▶ _To be done_
Copy out the records in full, word for word, without pictures.

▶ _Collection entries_
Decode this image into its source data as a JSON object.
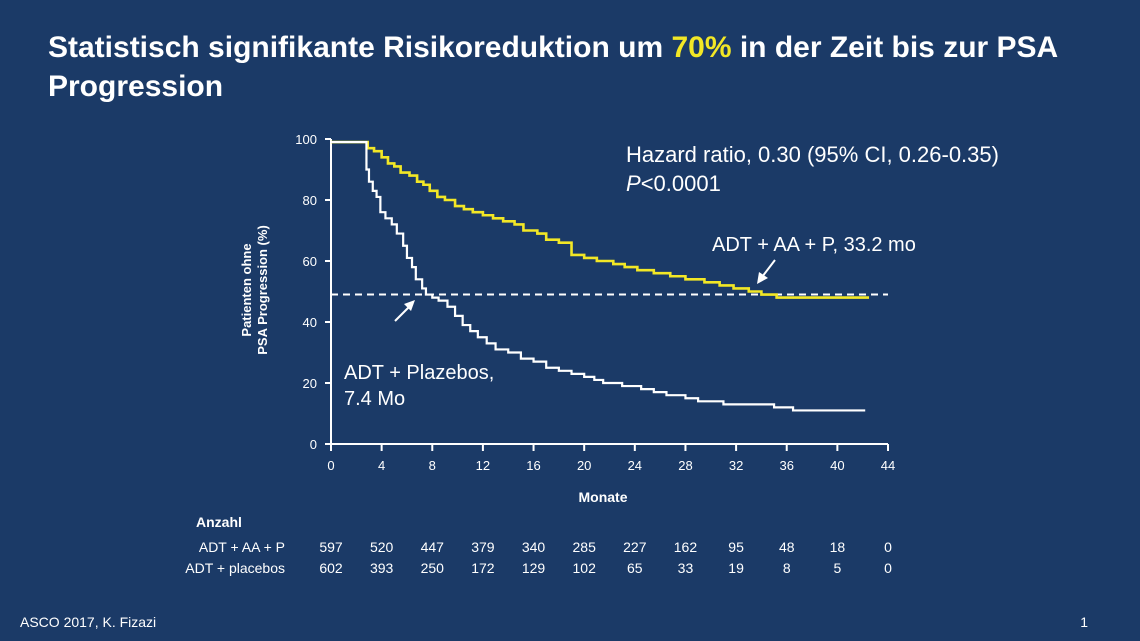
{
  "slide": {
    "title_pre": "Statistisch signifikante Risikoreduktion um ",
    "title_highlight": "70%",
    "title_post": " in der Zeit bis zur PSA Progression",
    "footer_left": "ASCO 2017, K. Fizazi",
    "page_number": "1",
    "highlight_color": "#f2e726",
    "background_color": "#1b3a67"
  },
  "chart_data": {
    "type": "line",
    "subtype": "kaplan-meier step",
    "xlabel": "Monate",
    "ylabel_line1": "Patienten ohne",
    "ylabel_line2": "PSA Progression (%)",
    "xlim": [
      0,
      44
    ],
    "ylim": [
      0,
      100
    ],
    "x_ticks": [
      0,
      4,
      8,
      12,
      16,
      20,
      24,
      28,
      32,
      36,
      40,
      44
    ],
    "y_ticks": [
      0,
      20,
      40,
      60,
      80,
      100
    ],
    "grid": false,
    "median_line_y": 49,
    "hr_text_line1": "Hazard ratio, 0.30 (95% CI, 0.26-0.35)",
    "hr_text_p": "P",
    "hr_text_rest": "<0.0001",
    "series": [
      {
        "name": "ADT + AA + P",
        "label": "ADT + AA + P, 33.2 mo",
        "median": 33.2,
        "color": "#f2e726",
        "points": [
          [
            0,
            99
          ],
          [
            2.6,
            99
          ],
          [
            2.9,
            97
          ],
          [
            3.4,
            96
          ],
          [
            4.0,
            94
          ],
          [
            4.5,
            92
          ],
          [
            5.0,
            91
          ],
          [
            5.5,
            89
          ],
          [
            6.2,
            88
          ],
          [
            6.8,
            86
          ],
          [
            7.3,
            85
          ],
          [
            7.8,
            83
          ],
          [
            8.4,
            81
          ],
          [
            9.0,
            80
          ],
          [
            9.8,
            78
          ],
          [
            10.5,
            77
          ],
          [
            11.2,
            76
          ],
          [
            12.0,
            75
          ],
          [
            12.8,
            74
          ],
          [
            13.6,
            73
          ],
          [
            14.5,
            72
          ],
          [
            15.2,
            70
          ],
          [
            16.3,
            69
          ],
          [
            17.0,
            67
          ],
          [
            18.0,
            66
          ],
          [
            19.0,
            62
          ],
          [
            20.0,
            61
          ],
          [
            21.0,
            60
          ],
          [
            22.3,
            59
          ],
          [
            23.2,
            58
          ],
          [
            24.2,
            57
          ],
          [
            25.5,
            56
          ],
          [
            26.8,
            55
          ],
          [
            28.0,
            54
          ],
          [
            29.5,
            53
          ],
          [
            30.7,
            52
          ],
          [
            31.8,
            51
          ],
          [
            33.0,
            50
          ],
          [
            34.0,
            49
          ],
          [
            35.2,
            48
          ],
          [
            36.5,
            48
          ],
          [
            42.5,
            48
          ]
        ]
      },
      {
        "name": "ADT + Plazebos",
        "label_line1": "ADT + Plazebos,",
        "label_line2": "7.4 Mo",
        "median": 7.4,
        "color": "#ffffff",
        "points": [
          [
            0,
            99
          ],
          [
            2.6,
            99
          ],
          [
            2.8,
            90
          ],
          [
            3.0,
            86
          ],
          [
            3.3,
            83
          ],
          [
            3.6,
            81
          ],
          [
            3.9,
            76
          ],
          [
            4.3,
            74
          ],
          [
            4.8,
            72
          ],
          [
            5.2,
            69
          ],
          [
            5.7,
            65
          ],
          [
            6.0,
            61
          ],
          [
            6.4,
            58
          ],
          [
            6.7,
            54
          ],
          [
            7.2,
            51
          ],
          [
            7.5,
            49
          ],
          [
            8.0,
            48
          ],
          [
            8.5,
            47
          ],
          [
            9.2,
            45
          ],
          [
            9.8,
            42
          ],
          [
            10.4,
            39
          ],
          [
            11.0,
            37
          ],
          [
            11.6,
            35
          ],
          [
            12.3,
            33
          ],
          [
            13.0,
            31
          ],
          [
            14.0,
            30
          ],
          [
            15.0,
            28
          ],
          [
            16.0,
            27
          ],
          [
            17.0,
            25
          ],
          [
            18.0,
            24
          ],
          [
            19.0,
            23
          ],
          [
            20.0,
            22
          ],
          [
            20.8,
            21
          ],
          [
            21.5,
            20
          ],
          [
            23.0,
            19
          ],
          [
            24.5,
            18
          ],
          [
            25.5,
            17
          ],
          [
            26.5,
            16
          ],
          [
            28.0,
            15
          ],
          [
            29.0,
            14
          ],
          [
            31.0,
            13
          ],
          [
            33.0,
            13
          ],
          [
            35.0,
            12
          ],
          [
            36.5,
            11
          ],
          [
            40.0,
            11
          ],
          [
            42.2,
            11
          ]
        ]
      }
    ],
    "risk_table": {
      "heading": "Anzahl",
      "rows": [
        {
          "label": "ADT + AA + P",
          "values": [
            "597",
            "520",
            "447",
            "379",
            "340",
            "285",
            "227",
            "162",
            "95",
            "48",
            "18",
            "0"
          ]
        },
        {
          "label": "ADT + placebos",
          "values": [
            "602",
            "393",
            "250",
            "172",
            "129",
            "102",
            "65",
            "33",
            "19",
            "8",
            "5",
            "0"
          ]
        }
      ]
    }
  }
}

▶ _Response_
Decode this image into its source data as a JSON object.
{
  "slide": {
    "title_pre": "Statistisch signifikante Risikoreduktion um ",
    "title_highlight": "70%",
    "title_post": " in der Zeit bis zur PSA Progression",
    "footer_left": "ASCO 2017, K. Fizazi",
    "page_number": "1",
    "highlight_color": "#f2e726",
    "background_color": "#1b3a67"
  },
  "chart_data": {
    "type": "line",
    "subtype": "kaplan-meier step",
    "xlabel": "Monate",
    "ylabel_line1": "Patienten ohne",
    "ylabel_line2": "PSA Progression (%)",
    "xlim": [
      0,
      44
    ],
    "ylim": [
      0,
      100
    ],
    "x_ticks": [
      0,
      4,
      8,
      12,
      16,
      20,
      24,
      28,
      32,
      36,
      40,
      44
    ],
    "y_ticks": [
      0,
      20,
      40,
      60,
      80,
      100
    ],
    "grid": false,
    "median_line_y": 49,
    "hr_text_line1": "Hazard ratio, 0.30 (95% CI, 0.26-0.35)",
    "hr_text_p": "P",
    "hr_text_rest": "<0.0001",
    "series": [
      {
        "name": "ADT + AA + P",
        "label": "ADT + AA + P, 33.2 mo",
        "median": 33.2,
        "color": "#f2e726",
        "points": [
          [
            0,
            99
          ],
          [
            2.6,
            99
          ],
          [
            2.9,
            97
          ],
          [
            3.4,
            96
          ],
          [
            4.0,
            94
          ],
          [
            4.5,
            92
          ],
          [
            5.0,
            91
          ],
          [
            5.5,
            89
          ],
          [
            6.2,
            88
          ],
          [
            6.8,
            86
          ],
          [
            7.3,
            85
          ],
          [
            7.8,
            83
          ],
          [
            8.4,
            81
          ],
          [
            9.0,
            80
          ],
          [
            9.8,
            78
          ],
          [
            10.5,
            77
          ],
          [
            11.2,
            76
          ],
          [
            12.0,
            75
          ],
          [
            12.8,
            74
          ],
          [
            13.6,
            73
          ],
          [
            14.5,
            72
          ],
          [
            15.2,
            70
          ],
          [
            16.3,
            69
          ],
          [
            17.0,
            67
          ],
          [
            18.0,
            66
          ],
          [
            19.0,
            62
          ],
          [
            20.0,
            61
          ],
          [
            21.0,
            60
          ],
          [
            22.3,
            59
          ],
          [
            23.2,
            58
          ],
          [
            24.2,
            57
          ],
          [
            25.5,
            56
          ],
          [
            26.8,
            55
          ],
          [
            28.0,
            54
          ],
          [
            29.5,
            53
          ],
          [
            30.7,
            52
          ],
          [
            31.8,
            51
          ],
          [
            33.0,
            50
          ],
          [
            34.0,
            49
          ],
          [
            35.2,
            48
          ],
          [
            36.5,
            48
          ],
          [
            42.5,
            48
          ]
        ]
      },
      {
        "name": "ADT + Plazebos",
        "label_line1": "ADT + Plazebos,",
        "label_line2": "7.4 Mo",
        "median": 7.4,
        "color": "#ffffff",
        "points": [
          [
            0,
            99
          ],
          [
            2.6,
            99
          ],
          [
            2.8,
            90
          ],
          [
            3.0,
            86
          ],
          [
            3.3,
            83
          ],
          [
            3.6,
            81
          ],
          [
            3.9,
            76
          ],
          [
            4.3,
            74
          ],
          [
            4.8,
            72
          ],
          [
            5.2,
            69
          ],
          [
            5.7,
            65
          ],
          [
            6.0,
            61
          ],
          [
            6.4,
            58
          ],
          [
            6.7,
            54
          ],
          [
            7.2,
            51
          ],
          [
            7.5,
            49
          ],
          [
            8.0,
            48
          ],
          [
            8.5,
            47
          ],
          [
            9.2,
            45
          ],
          [
            9.8,
            42
          ],
          [
            10.4,
            39
          ],
          [
            11.0,
            37
          ],
          [
            11.6,
            35
          ],
          [
            12.3,
            33
          ],
          [
            13.0,
            31
          ],
          [
            14.0,
            30
          ],
          [
            15.0,
            28
          ],
          [
            16.0,
            27
          ],
          [
            17.0,
            25
          ],
          [
            18.0,
            24
          ],
          [
            19.0,
            23
          ],
          [
            20.0,
            22
          ],
          [
            20.8,
            21
          ],
          [
            21.5,
            20
          ],
          [
            23.0,
            19
          ],
          [
            24.5,
            18
          ],
          [
            25.5,
            17
          ],
          [
            26.5,
            16
          ],
          [
            28.0,
            15
          ],
          [
            29.0,
            14
          ],
          [
            31.0,
            13
          ],
          [
            33.0,
            13
          ],
          [
            35.0,
            12
          ],
          [
            36.5,
            11
          ],
          [
            40.0,
            11
          ],
          [
            42.2,
            11
          ]
        ]
      }
    ],
    "risk_table": {
      "heading": "Anzahl",
      "rows": [
        {
          "label": "ADT + AA + P",
          "values": [
            "597",
            "520",
            "447",
            "379",
            "340",
            "285",
            "227",
            "162",
            "95",
            "48",
            "18",
            "0"
          ]
        },
        {
          "label": "ADT + placebos",
          "values": [
            "602",
            "393",
            "250",
            "172",
            "129",
            "102",
            "65",
            "33",
            "19",
            "8",
            "5",
            "0"
          ]
        }
      ]
    }
  }
}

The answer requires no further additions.